* [EXERCISE TASK]
Quote the listing below in full and exactly as written, but omit every picture.

* [DATA SHOWN]

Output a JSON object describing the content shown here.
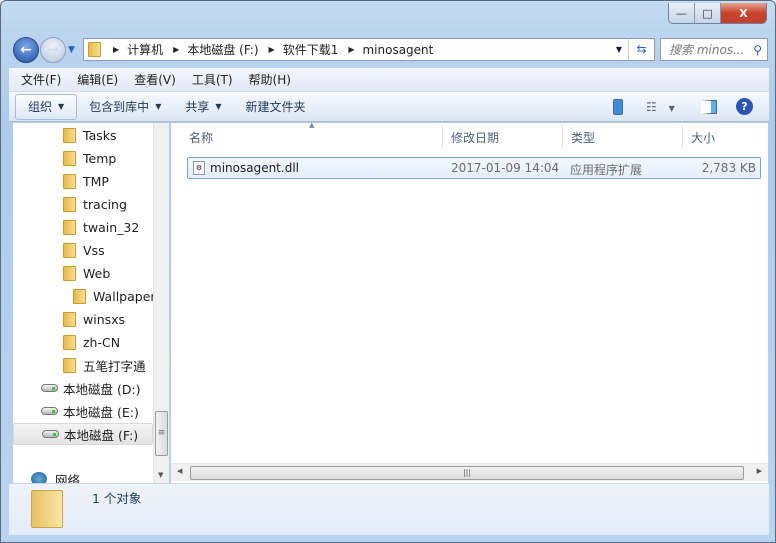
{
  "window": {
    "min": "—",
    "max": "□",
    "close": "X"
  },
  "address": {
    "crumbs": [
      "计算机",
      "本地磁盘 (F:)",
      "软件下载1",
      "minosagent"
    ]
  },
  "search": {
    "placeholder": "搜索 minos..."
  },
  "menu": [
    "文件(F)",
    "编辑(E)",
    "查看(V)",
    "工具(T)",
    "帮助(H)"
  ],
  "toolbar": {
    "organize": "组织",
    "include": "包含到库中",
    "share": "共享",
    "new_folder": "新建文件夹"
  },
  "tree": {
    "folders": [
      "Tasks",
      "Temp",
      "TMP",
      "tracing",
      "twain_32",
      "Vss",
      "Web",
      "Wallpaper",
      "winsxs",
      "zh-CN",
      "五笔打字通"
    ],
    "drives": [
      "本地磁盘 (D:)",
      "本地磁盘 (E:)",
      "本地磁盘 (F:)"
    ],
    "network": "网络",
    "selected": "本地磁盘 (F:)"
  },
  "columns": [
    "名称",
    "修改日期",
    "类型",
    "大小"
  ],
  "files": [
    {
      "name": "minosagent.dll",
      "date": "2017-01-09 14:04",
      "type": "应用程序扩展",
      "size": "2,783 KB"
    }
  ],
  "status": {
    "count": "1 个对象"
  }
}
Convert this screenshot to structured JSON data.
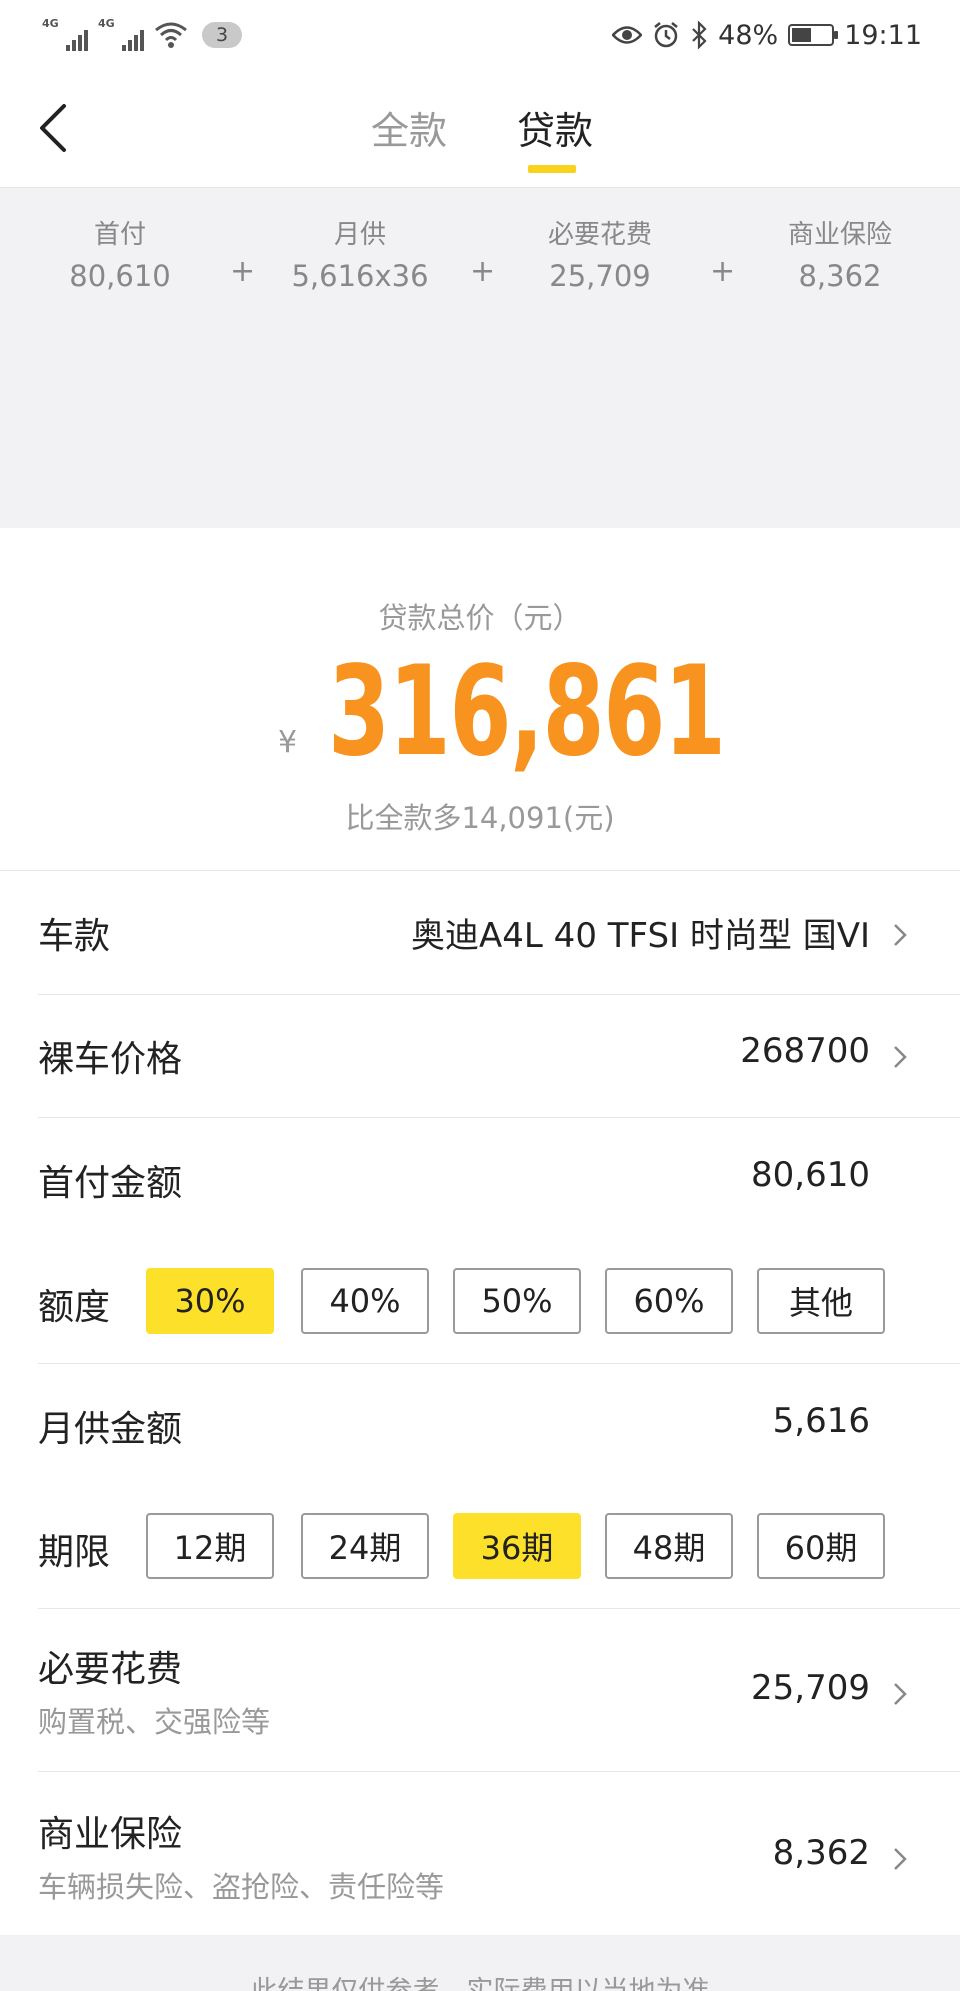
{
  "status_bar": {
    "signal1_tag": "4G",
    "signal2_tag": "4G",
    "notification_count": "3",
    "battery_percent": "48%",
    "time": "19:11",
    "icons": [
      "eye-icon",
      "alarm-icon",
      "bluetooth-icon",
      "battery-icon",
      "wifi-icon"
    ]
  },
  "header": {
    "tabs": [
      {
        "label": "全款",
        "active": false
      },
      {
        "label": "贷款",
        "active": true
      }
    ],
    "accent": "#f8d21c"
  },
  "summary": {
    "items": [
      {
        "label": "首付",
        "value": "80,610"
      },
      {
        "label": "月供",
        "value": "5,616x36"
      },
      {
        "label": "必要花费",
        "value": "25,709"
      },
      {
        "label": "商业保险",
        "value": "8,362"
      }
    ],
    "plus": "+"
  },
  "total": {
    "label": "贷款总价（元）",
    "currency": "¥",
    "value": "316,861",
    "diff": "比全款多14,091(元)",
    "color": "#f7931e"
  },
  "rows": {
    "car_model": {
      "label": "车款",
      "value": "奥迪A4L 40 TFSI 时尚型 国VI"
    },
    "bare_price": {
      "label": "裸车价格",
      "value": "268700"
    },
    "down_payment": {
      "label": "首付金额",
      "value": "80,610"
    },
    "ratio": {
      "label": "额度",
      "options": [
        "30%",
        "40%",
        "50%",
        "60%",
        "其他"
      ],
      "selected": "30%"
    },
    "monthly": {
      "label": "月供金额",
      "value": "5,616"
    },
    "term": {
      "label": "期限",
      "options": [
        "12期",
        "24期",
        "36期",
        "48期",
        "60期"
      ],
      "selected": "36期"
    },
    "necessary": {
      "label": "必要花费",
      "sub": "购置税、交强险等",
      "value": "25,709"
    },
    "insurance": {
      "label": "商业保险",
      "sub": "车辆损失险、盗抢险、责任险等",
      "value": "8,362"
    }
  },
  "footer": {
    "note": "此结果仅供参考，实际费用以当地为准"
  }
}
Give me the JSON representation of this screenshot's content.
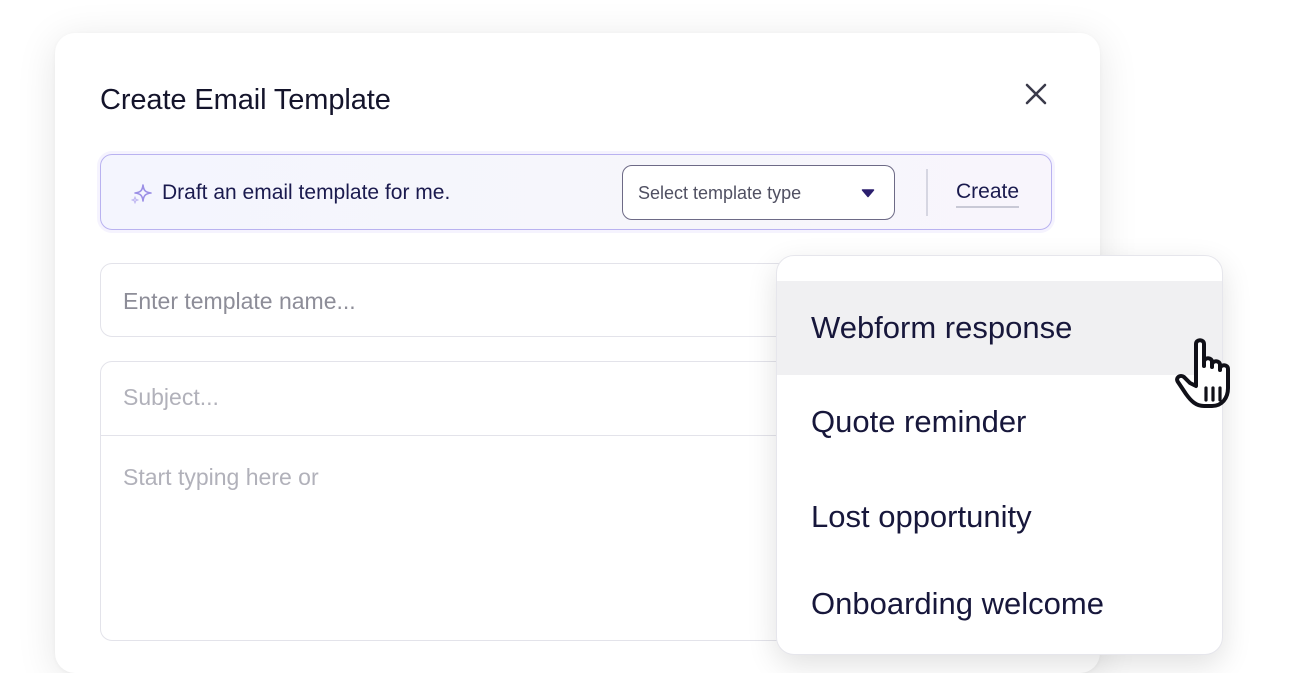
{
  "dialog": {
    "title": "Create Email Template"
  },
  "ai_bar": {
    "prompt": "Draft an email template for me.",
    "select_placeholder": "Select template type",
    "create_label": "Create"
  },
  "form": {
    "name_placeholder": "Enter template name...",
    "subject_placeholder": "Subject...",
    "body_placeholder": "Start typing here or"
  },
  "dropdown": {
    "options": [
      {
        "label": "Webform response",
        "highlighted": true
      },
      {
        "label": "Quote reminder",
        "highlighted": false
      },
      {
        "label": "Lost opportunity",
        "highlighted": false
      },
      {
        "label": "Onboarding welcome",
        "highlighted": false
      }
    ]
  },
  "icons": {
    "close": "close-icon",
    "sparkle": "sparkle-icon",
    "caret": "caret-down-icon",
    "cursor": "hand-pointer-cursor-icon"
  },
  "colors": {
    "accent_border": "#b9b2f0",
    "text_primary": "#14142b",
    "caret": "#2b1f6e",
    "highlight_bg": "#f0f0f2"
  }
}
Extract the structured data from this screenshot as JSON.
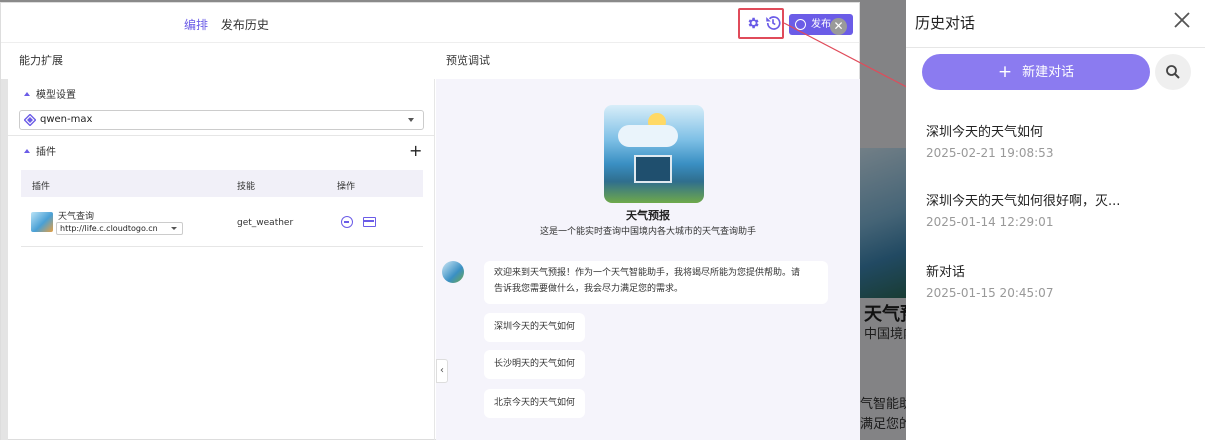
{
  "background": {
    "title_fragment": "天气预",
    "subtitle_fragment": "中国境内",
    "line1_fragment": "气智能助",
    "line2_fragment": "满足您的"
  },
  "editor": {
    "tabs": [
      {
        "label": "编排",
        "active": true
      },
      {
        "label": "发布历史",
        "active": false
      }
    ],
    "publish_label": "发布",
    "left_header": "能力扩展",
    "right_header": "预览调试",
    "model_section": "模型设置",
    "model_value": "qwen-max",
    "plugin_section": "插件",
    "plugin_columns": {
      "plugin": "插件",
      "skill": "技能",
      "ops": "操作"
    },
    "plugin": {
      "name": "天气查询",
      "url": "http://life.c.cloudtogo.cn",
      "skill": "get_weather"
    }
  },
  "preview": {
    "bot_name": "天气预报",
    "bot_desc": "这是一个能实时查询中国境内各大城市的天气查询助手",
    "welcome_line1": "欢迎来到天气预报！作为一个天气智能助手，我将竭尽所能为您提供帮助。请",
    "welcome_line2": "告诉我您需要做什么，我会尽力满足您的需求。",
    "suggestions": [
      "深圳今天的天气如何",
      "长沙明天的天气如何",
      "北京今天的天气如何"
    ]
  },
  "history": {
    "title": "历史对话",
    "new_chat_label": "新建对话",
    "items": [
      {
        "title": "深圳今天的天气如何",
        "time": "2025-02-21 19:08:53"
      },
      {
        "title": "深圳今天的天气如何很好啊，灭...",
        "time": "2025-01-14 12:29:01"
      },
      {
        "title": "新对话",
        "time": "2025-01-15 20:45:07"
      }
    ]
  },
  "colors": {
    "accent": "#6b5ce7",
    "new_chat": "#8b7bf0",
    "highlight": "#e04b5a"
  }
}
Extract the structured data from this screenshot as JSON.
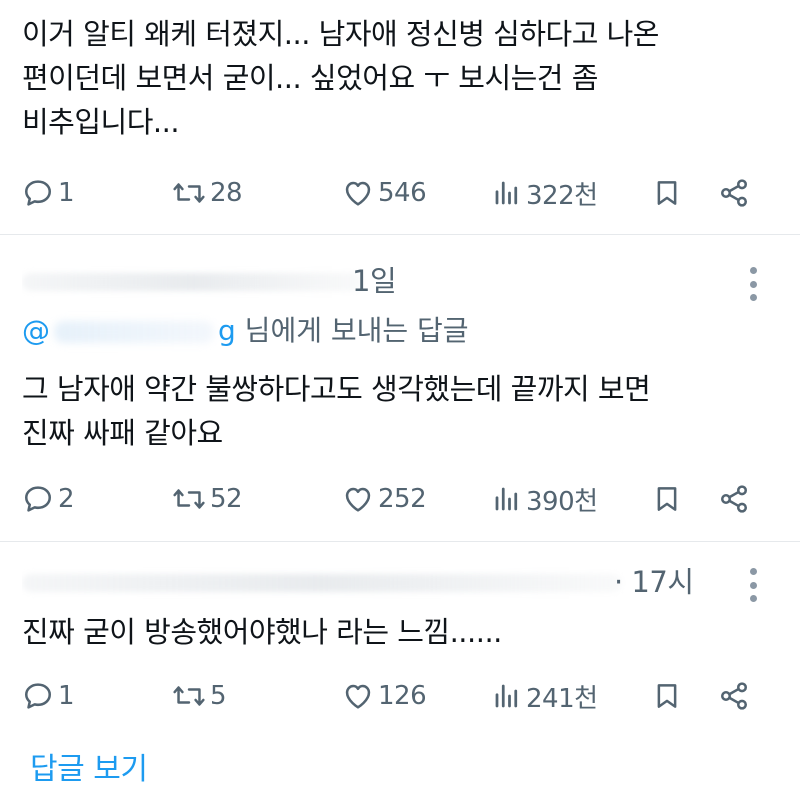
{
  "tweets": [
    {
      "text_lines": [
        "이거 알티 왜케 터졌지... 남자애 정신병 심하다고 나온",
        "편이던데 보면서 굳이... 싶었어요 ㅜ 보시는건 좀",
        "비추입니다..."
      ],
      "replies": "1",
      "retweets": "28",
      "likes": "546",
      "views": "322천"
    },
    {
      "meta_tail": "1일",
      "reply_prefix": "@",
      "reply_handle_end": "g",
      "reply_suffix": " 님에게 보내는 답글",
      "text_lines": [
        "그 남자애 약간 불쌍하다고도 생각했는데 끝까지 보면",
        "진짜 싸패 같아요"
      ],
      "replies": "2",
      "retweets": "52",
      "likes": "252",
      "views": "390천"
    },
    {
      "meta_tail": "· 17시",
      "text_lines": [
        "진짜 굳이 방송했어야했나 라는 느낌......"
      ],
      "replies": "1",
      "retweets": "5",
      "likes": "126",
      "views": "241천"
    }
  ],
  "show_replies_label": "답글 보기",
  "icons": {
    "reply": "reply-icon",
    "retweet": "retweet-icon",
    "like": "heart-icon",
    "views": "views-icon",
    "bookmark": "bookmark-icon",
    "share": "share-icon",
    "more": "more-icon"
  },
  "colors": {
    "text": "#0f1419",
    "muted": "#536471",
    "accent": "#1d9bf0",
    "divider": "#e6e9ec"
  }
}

* [EXERCISE RESPONSE]
Output a JSON object describing the content shown here.
{
  "window": {
    "min": "—",
    "max": "□",
    "close": "X"
  },
  "address": {
    "crumbs": [
      "计算机",
      "本地磁盘 (F:)",
      "软件下载1",
      "minosagent"
    ]
  },
  "search": {
    "placeholder": "搜索 minos..."
  },
  "menu": [
    "文件(F)",
    "编辑(E)",
    "查看(V)",
    "工具(T)",
    "帮助(H)"
  ],
  "toolbar": {
    "organize": "组织",
    "include": "包含到库中",
    "share": "共享",
    "new_folder": "新建文件夹"
  },
  "tree": {
    "folders": [
      "Tasks",
      "Temp",
      "TMP",
      "tracing",
      "twain_32",
      "Vss",
      "Web",
      "Wallpaper",
      "winsxs",
      "zh-CN",
      "五笔打字通"
    ],
    "drives": [
      "本地磁盘 (D:)",
      "本地磁盘 (E:)",
      "本地磁盘 (F:)"
    ],
    "network": "网络",
    "selected": "本地磁盘 (F:)"
  },
  "columns": [
    "名称",
    "修改日期",
    "类型",
    "大小"
  ],
  "files": [
    {
      "name": "minosagent.dll",
      "date": "2017-01-09 14:04",
      "type": "应用程序扩展",
      "size": "2,783 KB"
    }
  ],
  "status": {
    "count": "1 个对象"
  }
}
Convert this screenshot to structured JSON data.
{
  "status_bar": {
    "signal1_tag": "4G",
    "signal2_tag": "4G",
    "notification_count": "3",
    "battery_percent": "48%",
    "time": "19:11",
    "icons": [
      "eye-icon",
      "alarm-icon",
      "bluetooth-icon",
      "battery-icon",
      "wifi-icon"
    ]
  },
  "header": {
    "tabs": [
      {
        "label": "全款",
        "active": false
      },
      {
        "label": "贷款",
        "active": true
      }
    ],
    "accent": "#f8d21c"
  },
  "summary": {
    "items": [
      {
        "label": "首付",
        "value": "80,610"
      },
      {
        "label": "月供",
        "value": "5,616x36"
      },
      {
        "label": "必要花费",
        "value": "25,709"
      },
      {
        "label": "商业保险",
        "value": "8,362"
      }
    ],
    "plus": "+"
  },
  "total": {
    "label": "贷款总价（元）",
    "currency": "¥",
    "value": "316,861",
    "diff": "比全款多14,091(元)",
    "color": "#f7931e"
  },
  "rows": {
    "car_model": {
      "label": "车款",
      "value": "奥迪A4L 40 TFSI 时尚型 国VI"
    },
    "bare_price": {
      "label": "裸车价格",
      "value": "268700"
    },
    "down_payment": {
      "label": "首付金额",
      "value": "80,610"
    },
    "ratio": {
      "label": "额度",
      "options": [
        "30%",
        "40%",
        "50%",
        "60%",
        "其他"
      ],
      "selected": "30%"
    },
    "monthly": {
      "label": "月供金额",
      "value": "5,616"
    },
    "term": {
      "label": "期限",
      "options": [
        "12期",
        "24期",
        "36期",
        "48期",
        "60期"
      ],
      "selected": "36期"
    },
    "necessary": {
      "label": "必要花费",
      "sub": "购置税、交强险等",
      "value": "25,709"
    },
    "insurance": {
      "label": "商业保险",
      "sub": "车辆损失险、盗抢险、责任险等",
      "value": "8,362"
    }
  },
  "footer": {
    "note": "此结果仅供参考，实际费用以当地为准"
  }
}
Give me the JSON representation of this screenshot's content.
{
  "dialog": {
    "title": "Create Email Template"
  },
  "ai_bar": {
    "prompt": "Draft an email template for me.",
    "select_placeholder": "Select template type",
    "create_label": "Create"
  },
  "form": {
    "name_placeholder": "Enter template name...",
    "subject_placeholder": "Subject...",
    "body_placeholder": "Start typing here or"
  },
  "dropdown": {
    "options": [
      {
        "label": "Webform response",
        "highlighted": true
      },
      {
        "label": "Quote reminder",
        "highlighted": false
      },
      {
        "label": "Lost opportunity",
        "highlighted": false
      },
      {
        "label": "Onboarding welcome",
        "highlighted": false
      }
    ]
  },
  "icons": {
    "close": "close-icon",
    "sparkle": "sparkle-icon",
    "caret": "caret-down-icon",
    "cursor": "hand-pointer-cursor-icon"
  },
  "colors": {
    "accent_border": "#b9b2f0",
    "text_primary": "#14142b",
    "caret": "#2b1f6e",
    "highlight_bg": "#f0f0f2"
  }
}
Extract the structured data from this screenshot as JSON.
{
  "background": {
    "title_fragment": "天气预",
    "subtitle_fragment": "中国境内",
    "line1_fragment": "气智能助",
    "line2_fragment": "满足您的"
  },
  "editor": {
    "tabs": [
      {
        "label": "编排",
        "active": true
      },
      {
        "label": "发布历史",
        "active": false
      }
    ],
    "publish_label": "发布",
    "left_header": "能力扩展",
    "right_header": "预览调试",
    "model_section": "模型设置",
    "model_value": "qwen-max",
    "plugin_section": "插件",
    "plugin_columns": {
      "plugin": "插件",
      "skill": "技能",
      "ops": "操作"
    },
    "plugin": {
      "name": "天气查询",
      "url": "http://life.c.cloudtogo.cn",
      "skill": "get_weather"
    }
  },
  "preview": {
    "bot_name": "天气预报",
    "bot_desc": "这是一个能实时查询中国境内各大城市的天气查询助手",
    "welcome_line1": "欢迎来到天气预报！作为一个天气智能助手，我将竭尽所能为您提供帮助。请",
    "welcome_line2": "告诉我您需要做什么，我会尽力满足您的需求。",
    "suggestions": [
      "深圳今天的天气如何",
      "长沙明天的天气如何",
      "北京今天的天气如何"
    ]
  },
  "history": {
    "title": "历史对话",
    "new_chat_label": "新建对话",
    "items": [
      {
        "title": "深圳今天的天气如何",
        "time": "2025-02-21 19:08:53"
      },
      {
        "title": "深圳今天的天气如何很好啊，灭...",
        "time": "2025-01-14 12:29:01"
      },
      {
        "title": "新对话",
        "time": "2025-01-15 20:45:07"
      }
    ]
  },
  "colors": {
    "accent": "#6b5ce7",
    "new_chat": "#8b7bf0",
    "highlight": "#e04b5a"
  }
}
Extract the structured data from this screenshot as JSON.
{
  "tweets": [
    {
      "text_lines": [
        "이거 알티 왜케 터졌지... 남자애 정신병 심하다고 나온",
        "편이던데 보면서 굳이... 싶었어요 ㅜ 보시는건 좀",
        "비추입니다..."
      ],
      "replies": "1",
      "retweets": "28",
      "likes": "546",
      "views": "322천"
    },
    {
      "meta_tail": "1일",
      "reply_prefix": "@",
      "reply_handle_end": "g",
      "reply_suffix": " 님에게 보내는 답글",
      "text_lines": [
        "그 남자애 약간 불쌍하다고도 생각했는데 끝까지 보면",
        "진짜 싸패 같아요"
      ],
      "replies": "2",
      "retweets": "52",
      "likes": "252",
      "views": "390천"
    },
    {
      "meta_tail": "· 17시",
      "text_lines": [
        "진짜 굳이 방송했어야했나 라는 느낌......"
      ],
      "replies": "1",
      "retweets": "5",
      "likes": "126",
      "views": "241천"
    }
  ],
  "show_replies_label": "답글 보기",
  "icons": {
    "reply": "reply-icon",
    "retweet": "retweet-icon",
    "like": "heart-icon",
    "views": "views-icon",
    "bookmark": "bookmark-icon",
    "share": "share-icon",
    "more": "more-icon"
  },
  "colors": {
    "text": "#0f1419",
    "muted": "#536471",
    "accent": "#1d9bf0",
    "divider": "#e6e9ec"
  }
}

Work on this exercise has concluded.